• [УСЛОВИЕ ЗАДАЧИ] Что в отрывке о вживании в испанскую речь названо самым трудным для преодоления?

• [ФРАГМЕНТ ДОКУМЕНТА]
▽
На сей раз обошлось. Но разве можно рассчитывать на то, что чудо повторится? Густой лес специальных терминов, реалий, современной разговорной фразеологии, просторечья обступал меня со всех сторон, – не продерёшься.
– Leche! – по сто раз на день слышалось вокруг, когда что-нибудь не ладилось.
При чем тут молоко? – недоумевала я; лезла в словарь – ничего подходящего. В ответ на прямой вопрос – взрыв смеха. Как догадаться, что с помощью такого младенческого слова они матерятся!
Нам кажется, что ни в одном иностранном языке нет таких отвратительных ругательств, как русский мат. Это заблуждение, рассеивается оно только по мере вживания в иноязычную стихию.
Вживание происходило, но, как мне казалось, слишком медленно. Труднее всего было совладать с пулемётностью испанской речи. Даже знакомые слова, произносимые со скоростью, втрое превышающей привычную, становились неузнаваемыми, воспринимались в искаженном виде, как в первом классе – текст заученного наизусть тогдашнего советского гимна:
Застольные беседы доходили до меня, в лучшем случае, наполовину, так были переполнены «ненормативной» лексикой, которой мы с Абрамсоном не проходили и до которой Пио Бароха не дожил.
Лишь месяц спустя я почувствовала некоторую почву под ногами. Как та лягушка из притчи, что угодила в крынку со сметаной и, в отличие от другой, сложившей лапки, барахталась до тех пор, пока не сбила сметану в масло и не выкарабкалась.
△
• [ПРЕДОСТАВЛЕННЫЕ МАТЕРИАЛЫ]
▽
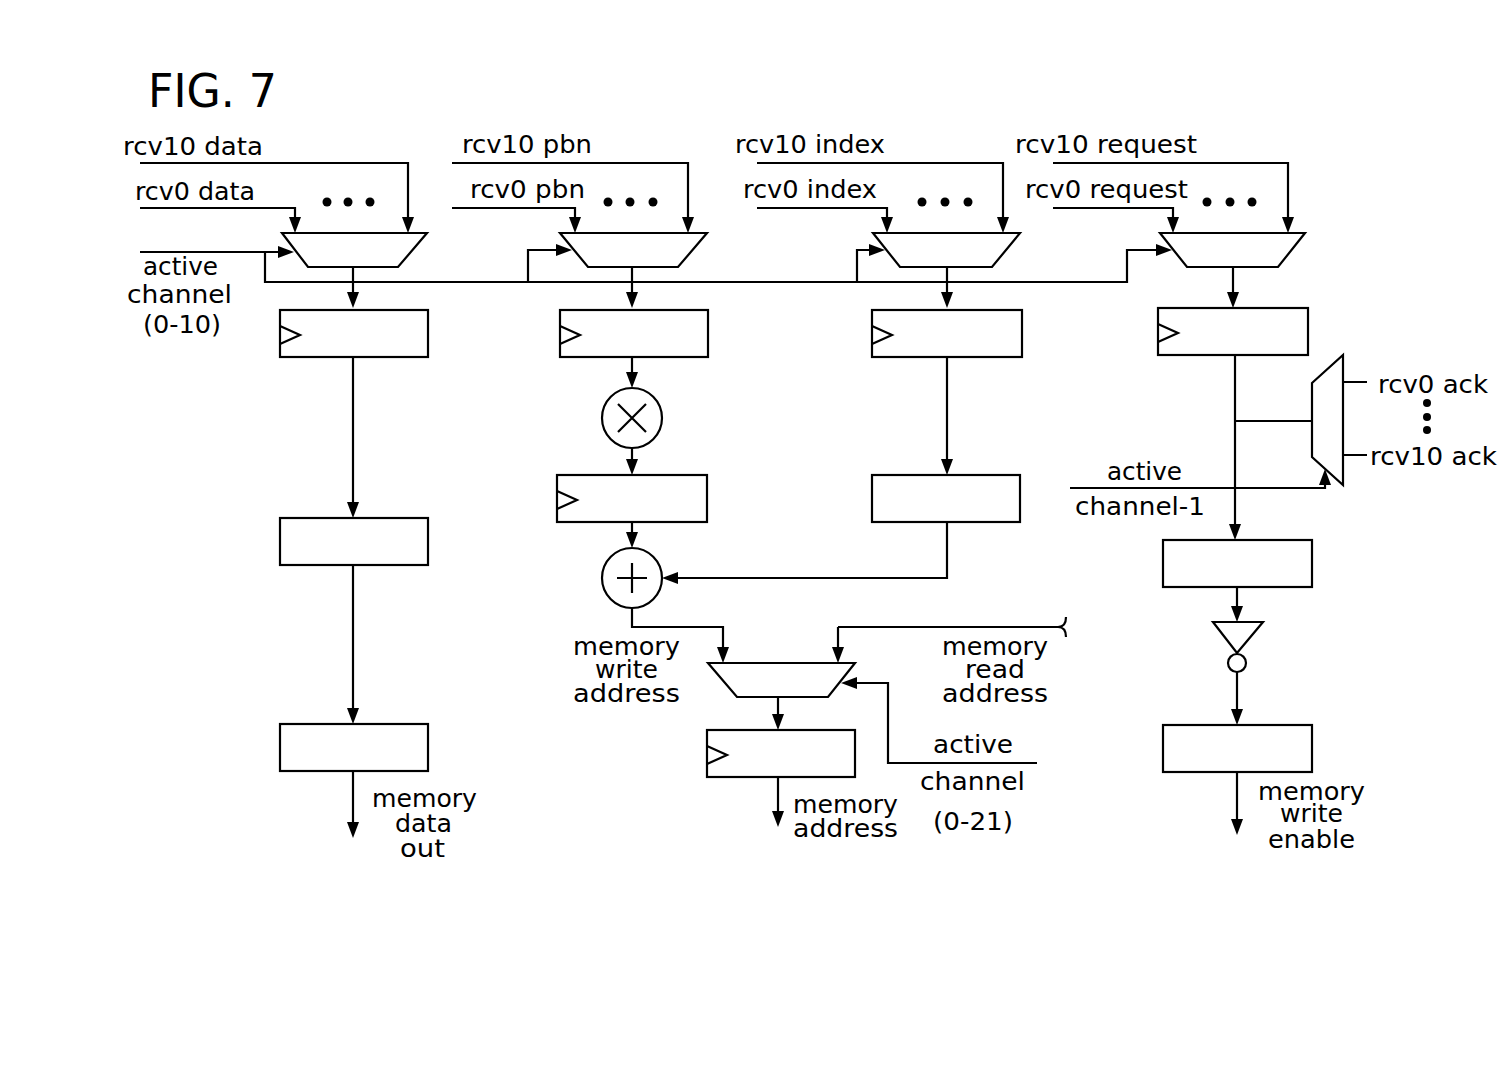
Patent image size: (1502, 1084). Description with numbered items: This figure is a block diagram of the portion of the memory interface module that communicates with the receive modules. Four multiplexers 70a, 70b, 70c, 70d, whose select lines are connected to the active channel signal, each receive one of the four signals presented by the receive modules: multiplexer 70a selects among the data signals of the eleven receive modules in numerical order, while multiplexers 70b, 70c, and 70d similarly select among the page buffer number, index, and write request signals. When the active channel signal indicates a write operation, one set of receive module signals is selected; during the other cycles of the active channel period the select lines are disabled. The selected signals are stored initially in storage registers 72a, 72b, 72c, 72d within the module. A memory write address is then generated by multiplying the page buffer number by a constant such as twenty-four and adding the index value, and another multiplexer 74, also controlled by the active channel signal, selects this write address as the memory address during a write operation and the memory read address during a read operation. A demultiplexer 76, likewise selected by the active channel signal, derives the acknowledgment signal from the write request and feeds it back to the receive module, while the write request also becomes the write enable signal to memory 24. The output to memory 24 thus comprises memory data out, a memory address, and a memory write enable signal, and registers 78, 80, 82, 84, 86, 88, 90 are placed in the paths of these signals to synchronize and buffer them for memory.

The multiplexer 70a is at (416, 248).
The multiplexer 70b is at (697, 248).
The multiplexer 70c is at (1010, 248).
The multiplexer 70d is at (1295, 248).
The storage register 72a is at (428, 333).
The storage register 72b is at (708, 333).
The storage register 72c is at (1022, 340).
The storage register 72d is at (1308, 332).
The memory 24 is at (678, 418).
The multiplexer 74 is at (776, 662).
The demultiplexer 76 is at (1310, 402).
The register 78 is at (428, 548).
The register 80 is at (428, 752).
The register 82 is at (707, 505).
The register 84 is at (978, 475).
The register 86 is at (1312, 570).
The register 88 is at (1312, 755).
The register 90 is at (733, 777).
△
• [ОТВЕТ НИЖЕ] Труднее всего было совладать с пулемётностью испанской речи.